◆ TASK DETAILS:
Reproduce the data exactly and drop any pictures it holds.

▶

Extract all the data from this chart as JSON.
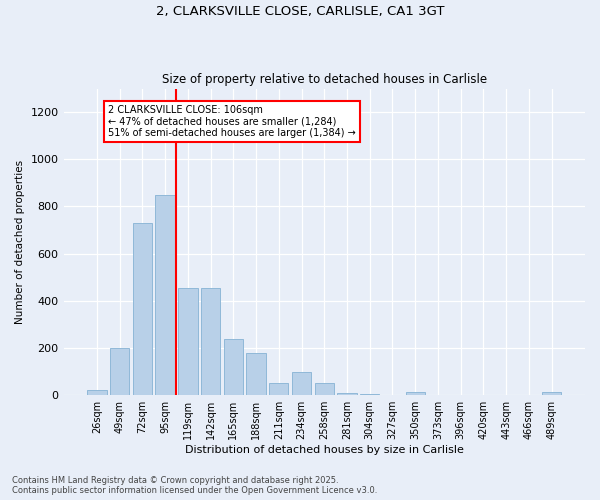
{
  "title1": "2, CLARKSVILLE CLOSE, CARLISLE, CA1 3GT",
  "title2": "Size of property relative to detached houses in Carlisle",
  "xlabel": "Distribution of detached houses by size in Carlisle",
  "ylabel": "Number of detached properties",
  "categories": [
    "26sqm",
    "49sqm",
    "72sqm",
    "95sqm",
    "119sqm",
    "142sqm",
    "165sqm",
    "188sqm",
    "211sqm",
    "234sqm",
    "258sqm",
    "281sqm",
    "304sqm",
    "327sqm",
    "350sqm",
    "373sqm",
    "396sqm",
    "420sqm",
    "443sqm",
    "466sqm",
    "489sqm"
  ],
  "values": [
    20,
    200,
    730,
    850,
    455,
    455,
    240,
    180,
    50,
    100,
    50,
    10,
    5,
    2,
    15,
    2,
    2,
    2,
    2,
    2,
    15
  ],
  "bar_color": "#b8d0e8",
  "bar_edgecolor": "#90b8d8",
  "vline_x_index": 3.5,
  "vline_color": "red",
  "annotation_text": "2 CLARKSVILLE CLOSE: 106sqm\n← 47% of detached houses are smaller (1,284)\n51% of semi-detached houses are larger (1,384) →",
  "annotation_box_color": "white",
  "annotation_box_edgecolor": "red",
  "ylim": [
    0,
    1300
  ],
  "yticks": [
    0,
    200,
    400,
    600,
    800,
    1000,
    1200
  ],
  "footnote1": "Contains HM Land Registry data © Crown copyright and database right 2025.",
  "footnote2": "Contains public sector information licensed under the Open Government Licence v3.0.",
  "bg_color": "#e8eef8",
  "plot_bg_color": "#e8eef8"
}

◀

◆ COMPLETE RESPONSE:
Extract all the data from this chart as JSON.
{
  "title1": "2, CLARKSVILLE CLOSE, CARLISLE, CA1 3GT",
  "title2": "Size of property relative to detached houses in Carlisle",
  "xlabel": "Distribution of detached houses by size in Carlisle",
  "ylabel": "Number of detached properties",
  "categories": [
    "26sqm",
    "49sqm",
    "72sqm",
    "95sqm",
    "119sqm",
    "142sqm",
    "165sqm",
    "188sqm",
    "211sqm",
    "234sqm",
    "258sqm",
    "281sqm",
    "304sqm",
    "327sqm",
    "350sqm",
    "373sqm",
    "396sqm",
    "420sqm",
    "443sqm",
    "466sqm",
    "489sqm"
  ],
  "values": [
    20,
    200,
    730,
    850,
    455,
    455,
    240,
    180,
    50,
    100,
    50,
    10,
    5,
    2,
    15,
    2,
    2,
    2,
    2,
    2,
    15
  ],
  "bar_color": "#b8d0e8",
  "bar_edgecolor": "#90b8d8",
  "vline_x_index": 3.5,
  "vline_color": "red",
  "annotation_text": "2 CLARKSVILLE CLOSE: 106sqm\n← 47% of detached houses are smaller (1,284)\n51% of semi-detached houses are larger (1,384) →",
  "annotation_box_color": "white",
  "annotation_box_edgecolor": "red",
  "ylim": [
    0,
    1300
  ],
  "yticks": [
    0,
    200,
    400,
    600,
    800,
    1000,
    1200
  ],
  "footnote1": "Contains HM Land Registry data © Crown copyright and database right 2025.",
  "footnote2": "Contains public sector information licensed under the Open Government Licence v3.0.",
  "bg_color": "#e8eef8",
  "plot_bg_color": "#e8eef8"
}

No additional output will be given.